# [GOAL]
Can you give all the records again without altering a single character?

Figure collection entries
%%
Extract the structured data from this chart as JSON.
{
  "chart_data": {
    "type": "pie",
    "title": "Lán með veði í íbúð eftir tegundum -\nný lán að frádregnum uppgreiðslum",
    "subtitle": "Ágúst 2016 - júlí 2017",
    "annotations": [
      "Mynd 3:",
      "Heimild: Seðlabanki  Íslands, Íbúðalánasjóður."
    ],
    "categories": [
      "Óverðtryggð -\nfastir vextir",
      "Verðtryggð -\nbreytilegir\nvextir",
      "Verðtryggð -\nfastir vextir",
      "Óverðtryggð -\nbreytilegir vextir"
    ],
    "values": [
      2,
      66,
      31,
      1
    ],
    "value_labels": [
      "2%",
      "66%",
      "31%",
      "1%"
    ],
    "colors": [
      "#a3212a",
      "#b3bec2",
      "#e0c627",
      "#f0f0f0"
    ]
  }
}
%%
# [SOLUTION FOR THIS TASK]
Extract the structured data from this chart as JSON.
{
  "chart_data": {
    "type": "pie",
    "title": "Lán með veði í íbúð eftir tegundum -\nný lán að frádregnum uppgreiðslum",
    "subtitle": "Ágúst 2016 - júlí 2017",
    "annotations": [
      "Mynd 3:",
      "Heimild: Seðlabanki  Íslands, Íbúðalánasjóður."
    ],
    "categories": [
      "Óverðtryggð -\nfastir vextir",
      "Verðtryggð -\nbreytilegir\nvextir",
      "Verðtryggð -\nfastir vextir",
      "Óverðtryggð -\nbreytilegir vextir"
    ],
    "values": [
      2,
      66,
      31,
      1
    ],
    "value_labels": [
      "2%",
      "66%",
      "31%",
      "1%"
    ],
    "colors": [
      "#a3212a",
      "#b3bec2",
      "#e0c627",
      "#f0f0f0"
    ]
  }
}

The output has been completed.